* WHAT TO DO:
Extract every record, exactly as written, and ignore the pictures.

* SUPPLIED MATERIAL:
++++
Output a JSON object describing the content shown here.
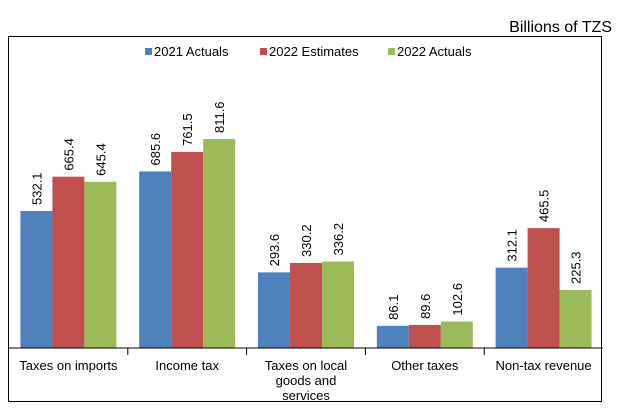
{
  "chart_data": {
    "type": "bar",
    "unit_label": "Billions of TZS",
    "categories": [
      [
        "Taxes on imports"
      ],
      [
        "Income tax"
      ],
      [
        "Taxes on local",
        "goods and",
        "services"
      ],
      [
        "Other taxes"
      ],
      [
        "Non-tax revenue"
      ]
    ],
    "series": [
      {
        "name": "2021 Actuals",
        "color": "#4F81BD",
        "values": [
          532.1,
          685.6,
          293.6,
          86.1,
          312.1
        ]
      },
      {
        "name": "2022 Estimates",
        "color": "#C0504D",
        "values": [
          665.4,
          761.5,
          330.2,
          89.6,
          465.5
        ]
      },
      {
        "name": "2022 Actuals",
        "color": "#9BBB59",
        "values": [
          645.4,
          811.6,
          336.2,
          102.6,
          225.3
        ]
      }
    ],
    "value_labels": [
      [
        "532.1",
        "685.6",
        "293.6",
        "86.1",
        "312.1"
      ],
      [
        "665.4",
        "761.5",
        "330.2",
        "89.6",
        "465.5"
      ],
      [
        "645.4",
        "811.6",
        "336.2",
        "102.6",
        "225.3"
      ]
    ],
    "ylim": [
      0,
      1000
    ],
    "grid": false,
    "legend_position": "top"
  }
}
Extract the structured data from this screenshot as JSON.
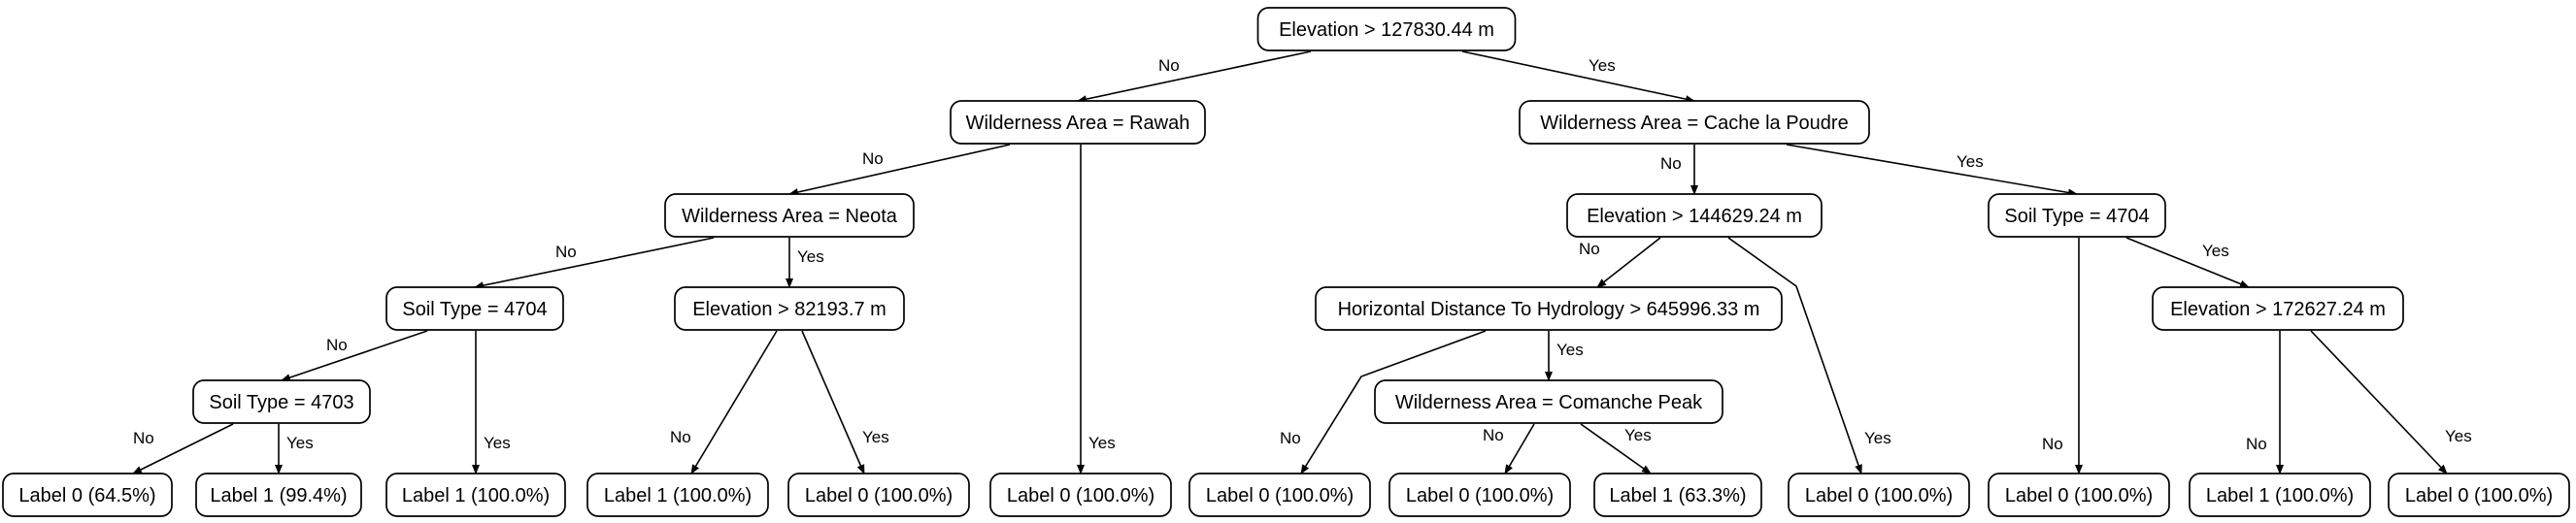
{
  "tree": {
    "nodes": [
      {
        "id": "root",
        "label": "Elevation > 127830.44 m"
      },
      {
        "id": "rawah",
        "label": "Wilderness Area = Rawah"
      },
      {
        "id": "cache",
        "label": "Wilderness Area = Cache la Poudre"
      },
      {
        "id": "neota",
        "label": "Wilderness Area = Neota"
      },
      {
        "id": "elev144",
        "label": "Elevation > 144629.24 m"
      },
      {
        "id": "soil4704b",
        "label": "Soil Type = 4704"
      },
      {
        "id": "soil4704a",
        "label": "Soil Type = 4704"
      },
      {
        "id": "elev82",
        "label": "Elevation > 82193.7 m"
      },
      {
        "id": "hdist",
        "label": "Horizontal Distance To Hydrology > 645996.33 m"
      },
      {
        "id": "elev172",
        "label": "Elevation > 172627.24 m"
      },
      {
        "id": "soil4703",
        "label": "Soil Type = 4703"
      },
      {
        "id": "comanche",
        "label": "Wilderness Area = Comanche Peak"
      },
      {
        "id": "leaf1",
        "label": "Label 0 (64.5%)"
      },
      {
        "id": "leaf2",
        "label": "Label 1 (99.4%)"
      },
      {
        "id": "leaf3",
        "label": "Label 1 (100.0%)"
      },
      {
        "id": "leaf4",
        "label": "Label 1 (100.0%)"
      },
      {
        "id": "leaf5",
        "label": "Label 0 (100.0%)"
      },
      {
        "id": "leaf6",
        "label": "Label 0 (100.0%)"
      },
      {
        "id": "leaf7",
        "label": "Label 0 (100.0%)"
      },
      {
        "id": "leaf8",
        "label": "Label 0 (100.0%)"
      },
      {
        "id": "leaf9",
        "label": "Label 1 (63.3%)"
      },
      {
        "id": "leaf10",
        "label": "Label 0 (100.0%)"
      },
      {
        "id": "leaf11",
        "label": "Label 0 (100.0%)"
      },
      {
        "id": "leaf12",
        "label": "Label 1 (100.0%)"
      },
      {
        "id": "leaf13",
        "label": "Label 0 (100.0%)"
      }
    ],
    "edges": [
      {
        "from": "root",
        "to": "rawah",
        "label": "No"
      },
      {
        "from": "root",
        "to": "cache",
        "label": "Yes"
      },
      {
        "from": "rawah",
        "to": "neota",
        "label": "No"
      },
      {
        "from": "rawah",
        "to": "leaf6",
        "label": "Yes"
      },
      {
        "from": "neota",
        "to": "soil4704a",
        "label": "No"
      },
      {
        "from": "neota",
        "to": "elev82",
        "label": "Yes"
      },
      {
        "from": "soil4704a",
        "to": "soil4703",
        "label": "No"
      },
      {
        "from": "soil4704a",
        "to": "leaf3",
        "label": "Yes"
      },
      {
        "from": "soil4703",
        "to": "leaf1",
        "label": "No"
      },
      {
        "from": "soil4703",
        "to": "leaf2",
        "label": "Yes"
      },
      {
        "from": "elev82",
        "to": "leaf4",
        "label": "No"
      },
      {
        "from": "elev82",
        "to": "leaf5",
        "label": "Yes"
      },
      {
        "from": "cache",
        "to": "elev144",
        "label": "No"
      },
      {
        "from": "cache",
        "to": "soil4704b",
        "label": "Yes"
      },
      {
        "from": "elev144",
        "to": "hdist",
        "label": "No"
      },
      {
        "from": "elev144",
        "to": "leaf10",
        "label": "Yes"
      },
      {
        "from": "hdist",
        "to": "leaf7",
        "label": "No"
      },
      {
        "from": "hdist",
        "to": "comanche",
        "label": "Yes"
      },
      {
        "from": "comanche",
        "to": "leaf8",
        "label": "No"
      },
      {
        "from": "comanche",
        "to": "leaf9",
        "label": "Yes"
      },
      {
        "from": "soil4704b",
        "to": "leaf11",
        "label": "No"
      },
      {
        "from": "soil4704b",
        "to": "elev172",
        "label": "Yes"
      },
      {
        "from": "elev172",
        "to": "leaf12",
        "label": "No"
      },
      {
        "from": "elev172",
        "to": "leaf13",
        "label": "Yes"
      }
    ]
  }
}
++++
* ANSWER TO THIS EXERCISE:
Output a JSON object describing the content shown here.
{
  "chart_data": {
    "type": "bar",
    "unit_label": "Billions of TZS",
    "categories": [
      [
        "Taxes on imports"
      ],
      [
        "Income tax"
      ],
      [
        "Taxes on local",
        "goods and",
        "services"
      ],
      [
        "Other taxes"
      ],
      [
        "Non-tax revenue"
      ]
    ],
    "series": [
      {
        "name": "2021 Actuals",
        "color": "#4F81BD",
        "values": [
          532.1,
          685.6,
          293.6,
          86.1,
          312.1
        ]
      },
      {
        "name": "2022 Estimates",
        "color": "#C0504D",
        "values": [
          665.4,
          761.5,
          330.2,
          89.6,
          465.5
        ]
      },
      {
        "name": "2022 Actuals",
        "color": "#9BBB59",
        "values": [
          645.4,
          811.6,
          336.2,
          102.6,
          225.3
        ]
      }
    ],
    "value_labels": [
      [
        "532.1",
        "685.6",
        "293.6",
        "86.1",
        "312.1"
      ],
      [
        "665.4",
        "761.5",
        "330.2",
        "89.6",
        "465.5"
      ],
      [
        "645.4",
        "811.6",
        "336.2",
        "102.6",
        "225.3"
      ]
    ],
    "ylim": [
      0,
      1000
    ],
    "grid": false,
    "legend_position": "top"
  }
}
Extract the structured data from this screenshot as JSON.
{
  "tree": {
    "nodes": [
      {
        "id": "root",
        "label": "Elevation > 127830.44 m"
      },
      {
        "id": "rawah",
        "label": "Wilderness Area = Rawah"
      },
      {
        "id": "cache",
        "label": "Wilderness Area = Cache la Poudre"
      },
      {
        "id": "neota",
        "label": "Wilderness Area = Neota"
      },
      {
        "id": "elev144",
        "label": "Elevation > 144629.24 m"
      },
      {
        "id": "soil4704b",
        "label": "Soil Type = 4704"
      },
      {
        "id": "soil4704a",
        "label": "Soil Type = 4704"
      },
      {
        "id": "elev82",
        "label": "Elevation > 82193.7 m"
      },
      {
        "id": "hdist",
        "label": "Horizontal Distance To Hydrology > 645996.33 m"
      },
      {
        "id": "elev172",
        "label": "Elevation > 172627.24 m"
      },
      {
        "id": "soil4703",
        "label": "Soil Type = 4703"
      },
      {
        "id": "comanche",
        "label": "Wilderness Area = Comanche Peak"
      },
      {
        "id": "leaf1",
        "label": "Label 0 (64.5%)"
      },
      {
        "id": "leaf2",
        "label": "Label 1 (99.4%)"
      },
      {
        "id": "leaf3",
        "label": "Label 1 (100.0%)"
      },
      {
        "id": "leaf4",
        "label": "Label 1 (100.0%)"
      },
      {
        "id": "leaf5",
        "label": "Label 0 (100.0%)"
      },
      {
        "id": "leaf6",
        "label": "Label 0 (100.0%)"
      },
      {
        "id": "leaf7",
        "label": "Label 0 (100.0%)"
      },
      {
        "id": "leaf8",
        "label": "Label 0 (100.0%)"
      },
      {
        "id": "leaf9",
        "label": "Label 1 (63.3%)"
      },
      {
        "id": "leaf10",
        "label": "Label 0 (100.0%)"
      },
      {
        "id": "leaf11",
        "label": "Label 0 (100.0%)"
      },
      {
        "id": "leaf12",
        "label": "Label 1 (100.0%)"
      },
      {
        "id": "leaf13",
        "label": "Label 0 (100.0%)"
      }
    ],
    "edges": [
      {
        "from": "root",
        "to": "rawah",
        "label": "No"
      },
      {
        "from": "root",
        "to": "cache",
        "label": "Yes"
      },
      {
        "from": "rawah",
        "to": "neota",
        "label": "No"
      },
      {
        "from": "rawah",
        "to": "leaf6",
        "label": "Yes"
      },
      {
        "from": "neota",
        "to": "soil4704a",
        "label": "No"
      },
      {
        "from": "neota",
        "to": "elev82",
        "label": "Yes"
      },
      {
        "from": "soil4704a",
        "to": "soil4703",
        "label": "No"
      },
      {
        "from": "soil4704a",
        "to": "leaf3",
        "label": "Yes"
      },
      {
        "from": "soil4703",
        "to": "leaf1",
        "label": "No"
      },
      {
        "from": "soil4703",
        "to": "leaf2",
        "label": "Yes"
      },
      {
        "from": "elev82",
        "to": "leaf4",
        "label": "No"
      },
      {
        "from": "elev82",
        "to": "leaf5",
        "label": "Yes"
      },
      {
        "from": "cache",
        "to": "elev144",
        "label": "No"
      },
      {
        "from": "cache",
        "to": "soil4704b",
        "label": "Yes"
      },
      {
        "from": "elev144",
        "to": "hdist",
        "label": "No"
      },
      {
        "from": "elev144",
        "to": "leaf10",
        "label": "Yes"
      },
      {
        "from": "hdist",
        "to": "leaf7",
        "label": "No"
      },
      {
        "from": "hdist",
        "to": "comanche",
        "label": "Yes"
      },
      {
        "from": "comanche",
        "to": "leaf8",
        "label": "No"
      },
      {
        "from": "comanche",
        "to": "leaf9",
        "label": "Yes"
      },
      {
        "from": "soil4704b",
        "to": "leaf11",
        "label": "No"
      },
      {
        "from": "soil4704b",
        "to": "elev172",
        "label": "Yes"
      },
      {
        "from": "elev172",
        "to": "leaf12",
        "label": "No"
      },
      {
        "from": "elev172",
        "to": "leaf13",
        "label": "Yes"
      }
    ]
  }
}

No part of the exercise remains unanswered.